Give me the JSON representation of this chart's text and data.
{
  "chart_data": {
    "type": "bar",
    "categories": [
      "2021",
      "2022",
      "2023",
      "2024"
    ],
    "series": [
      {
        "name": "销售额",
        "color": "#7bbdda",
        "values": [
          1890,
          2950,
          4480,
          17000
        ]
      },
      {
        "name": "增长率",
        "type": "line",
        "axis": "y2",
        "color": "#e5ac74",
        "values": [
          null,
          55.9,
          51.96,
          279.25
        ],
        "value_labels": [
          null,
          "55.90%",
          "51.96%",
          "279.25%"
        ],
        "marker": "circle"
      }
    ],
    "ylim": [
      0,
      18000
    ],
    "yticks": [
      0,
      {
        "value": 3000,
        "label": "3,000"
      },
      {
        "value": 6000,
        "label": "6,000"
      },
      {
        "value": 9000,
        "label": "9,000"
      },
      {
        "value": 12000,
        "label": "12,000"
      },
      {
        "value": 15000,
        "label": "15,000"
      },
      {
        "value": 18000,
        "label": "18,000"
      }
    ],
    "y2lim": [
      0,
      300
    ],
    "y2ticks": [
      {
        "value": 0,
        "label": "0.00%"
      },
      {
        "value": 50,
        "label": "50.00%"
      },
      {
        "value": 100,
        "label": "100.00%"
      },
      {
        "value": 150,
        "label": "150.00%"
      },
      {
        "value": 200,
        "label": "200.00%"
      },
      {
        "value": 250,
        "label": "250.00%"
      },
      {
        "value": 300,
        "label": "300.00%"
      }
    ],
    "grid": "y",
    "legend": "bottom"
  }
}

**Written exercise:** Retype all of the entries precisely as they are.

**Response to this task:**
Give me the JSON representation of this chart's text and data.
{
  "chart_data": {
    "type": "bar",
    "categories": [
      "2021",
      "2022",
      "2023",
      "2024"
    ],
    "series": [
      {
        "name": "销售额",
        "color": "#7bbdda",
        "values": [
          1890,
          2950,
          4480,
          17000
        ]
      },
      {
        "name": "增长率",
        "type": "line",
        "axis": "y2",
        "color": "#e5ac74",
        "values": [
          null,
          55.9,
          51.96,
          279.25
        ],
        "value_labels": [
          null,
          "55.90%",
          "51.96%",
          "279.25%"
        ],
        "marker": "circle"
      }
    ],
    "ylim": [
      0,
      18000
    ],
    "yticks": [
      0,
      {
        "value": 3000,
        "label": "3,000"
      },
      {
        "value": 6000,
        "label": "6,000"
      },
      {
        "value": 9000,
        "label": "9,000"
      },
      {
        "value": 12000,
        "label": "12,000"
      },
      {
        "value": 15000,
        "label": "15,000"
      },
      {
        "value": 18000,
        "label": "18,000"
      }
    ],
    "y2lim": [
      0,
      300
    ],
    "y2ticks": [
      {
        "value": 0,
        "label": "0.00%"
      },
      {
        "value": 50,
        "label": "50.00%"
      },
      {
        "value": 100,
        "label": "100.00%"
      },
      {
        "value": 150,
        "label": "150.00%"
      },
      {
        "value": 200,
        "label": "200.00%"
      },
      {
        "value": 250,
        "label": "250.00%"
      },
      {
        "value": 300,
        "label": "300.00%"
      }
    ],
    "grid": "y",
    "legend": "bottom"
  }
}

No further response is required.